[WHAT YOU SHOULD DO]
Each line that contains the string "TOTAL" counts once; report how many such lines appear in the data, as a number only.

(Data records)
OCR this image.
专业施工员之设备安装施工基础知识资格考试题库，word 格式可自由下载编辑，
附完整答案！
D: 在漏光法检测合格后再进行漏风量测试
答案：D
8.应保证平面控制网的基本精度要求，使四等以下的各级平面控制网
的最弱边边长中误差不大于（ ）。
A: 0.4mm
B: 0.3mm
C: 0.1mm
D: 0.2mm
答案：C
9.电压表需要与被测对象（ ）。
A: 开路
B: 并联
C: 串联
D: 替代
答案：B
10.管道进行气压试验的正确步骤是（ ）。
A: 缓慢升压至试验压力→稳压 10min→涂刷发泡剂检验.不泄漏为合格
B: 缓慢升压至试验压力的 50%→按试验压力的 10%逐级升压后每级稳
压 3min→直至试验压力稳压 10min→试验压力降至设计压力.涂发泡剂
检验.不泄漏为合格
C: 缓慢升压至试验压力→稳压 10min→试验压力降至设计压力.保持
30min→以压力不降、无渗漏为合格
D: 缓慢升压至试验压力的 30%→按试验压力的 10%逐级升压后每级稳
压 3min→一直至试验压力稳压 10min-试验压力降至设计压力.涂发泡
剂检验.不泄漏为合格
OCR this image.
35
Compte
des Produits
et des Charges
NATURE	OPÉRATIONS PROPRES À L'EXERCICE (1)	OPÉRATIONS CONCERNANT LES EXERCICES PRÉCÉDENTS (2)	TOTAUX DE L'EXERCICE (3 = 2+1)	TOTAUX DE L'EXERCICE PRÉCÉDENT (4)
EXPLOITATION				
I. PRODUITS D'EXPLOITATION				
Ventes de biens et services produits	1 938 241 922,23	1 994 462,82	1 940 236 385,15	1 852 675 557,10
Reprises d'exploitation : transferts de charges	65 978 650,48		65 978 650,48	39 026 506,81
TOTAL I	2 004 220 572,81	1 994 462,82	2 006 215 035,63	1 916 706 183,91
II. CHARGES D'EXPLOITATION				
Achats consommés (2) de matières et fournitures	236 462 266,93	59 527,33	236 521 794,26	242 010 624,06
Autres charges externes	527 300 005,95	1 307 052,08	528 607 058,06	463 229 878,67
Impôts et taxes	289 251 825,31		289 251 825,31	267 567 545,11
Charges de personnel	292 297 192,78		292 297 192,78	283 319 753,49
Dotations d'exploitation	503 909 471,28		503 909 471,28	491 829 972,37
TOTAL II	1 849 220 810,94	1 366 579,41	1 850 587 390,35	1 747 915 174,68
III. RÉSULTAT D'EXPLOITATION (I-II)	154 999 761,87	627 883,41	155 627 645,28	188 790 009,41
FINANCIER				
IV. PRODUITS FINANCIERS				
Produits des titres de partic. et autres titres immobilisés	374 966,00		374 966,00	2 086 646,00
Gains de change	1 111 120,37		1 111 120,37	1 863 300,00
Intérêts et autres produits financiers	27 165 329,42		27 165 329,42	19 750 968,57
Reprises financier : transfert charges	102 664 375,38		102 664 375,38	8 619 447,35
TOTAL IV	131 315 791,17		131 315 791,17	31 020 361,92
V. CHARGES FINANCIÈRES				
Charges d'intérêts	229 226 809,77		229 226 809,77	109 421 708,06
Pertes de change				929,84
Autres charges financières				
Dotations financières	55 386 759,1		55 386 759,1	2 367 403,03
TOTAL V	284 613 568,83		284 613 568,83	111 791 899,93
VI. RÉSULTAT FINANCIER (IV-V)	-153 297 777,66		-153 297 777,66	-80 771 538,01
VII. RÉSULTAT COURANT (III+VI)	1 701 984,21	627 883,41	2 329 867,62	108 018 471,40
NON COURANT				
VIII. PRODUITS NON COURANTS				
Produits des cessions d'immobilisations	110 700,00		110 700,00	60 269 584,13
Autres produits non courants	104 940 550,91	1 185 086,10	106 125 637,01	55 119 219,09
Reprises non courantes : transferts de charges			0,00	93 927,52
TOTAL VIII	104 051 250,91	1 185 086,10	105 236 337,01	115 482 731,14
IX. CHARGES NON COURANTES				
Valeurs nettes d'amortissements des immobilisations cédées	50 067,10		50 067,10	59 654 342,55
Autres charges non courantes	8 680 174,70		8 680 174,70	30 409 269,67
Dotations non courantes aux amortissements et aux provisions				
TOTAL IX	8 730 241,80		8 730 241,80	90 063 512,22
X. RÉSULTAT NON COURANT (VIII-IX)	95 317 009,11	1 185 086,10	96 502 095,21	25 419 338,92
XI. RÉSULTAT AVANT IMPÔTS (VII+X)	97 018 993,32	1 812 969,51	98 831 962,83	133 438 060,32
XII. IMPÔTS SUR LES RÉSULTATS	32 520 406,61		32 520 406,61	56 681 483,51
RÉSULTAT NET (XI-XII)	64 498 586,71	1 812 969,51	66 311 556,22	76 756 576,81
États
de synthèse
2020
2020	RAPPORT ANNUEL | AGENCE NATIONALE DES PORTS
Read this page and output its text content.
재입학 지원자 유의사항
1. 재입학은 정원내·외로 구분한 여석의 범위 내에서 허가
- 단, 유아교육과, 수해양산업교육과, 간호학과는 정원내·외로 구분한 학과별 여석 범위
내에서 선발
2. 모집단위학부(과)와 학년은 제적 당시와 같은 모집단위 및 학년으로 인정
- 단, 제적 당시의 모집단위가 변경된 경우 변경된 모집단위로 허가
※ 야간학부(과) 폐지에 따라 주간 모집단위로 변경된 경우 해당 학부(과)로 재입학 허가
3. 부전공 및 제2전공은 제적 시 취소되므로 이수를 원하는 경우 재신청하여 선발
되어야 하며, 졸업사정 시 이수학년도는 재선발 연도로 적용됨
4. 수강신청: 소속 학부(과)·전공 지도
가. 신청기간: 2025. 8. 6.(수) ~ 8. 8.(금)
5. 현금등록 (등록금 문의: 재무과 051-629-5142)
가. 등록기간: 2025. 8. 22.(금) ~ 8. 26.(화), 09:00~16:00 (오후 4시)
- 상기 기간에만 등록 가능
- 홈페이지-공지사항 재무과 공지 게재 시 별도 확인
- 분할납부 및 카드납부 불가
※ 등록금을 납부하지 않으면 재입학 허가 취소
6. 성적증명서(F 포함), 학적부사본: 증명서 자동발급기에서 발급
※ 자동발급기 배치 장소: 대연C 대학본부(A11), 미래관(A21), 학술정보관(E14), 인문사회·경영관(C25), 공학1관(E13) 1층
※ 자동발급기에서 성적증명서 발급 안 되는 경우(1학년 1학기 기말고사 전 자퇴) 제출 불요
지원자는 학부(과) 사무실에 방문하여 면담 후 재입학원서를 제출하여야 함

[SOLUTION TO THIS PROBLEM]
6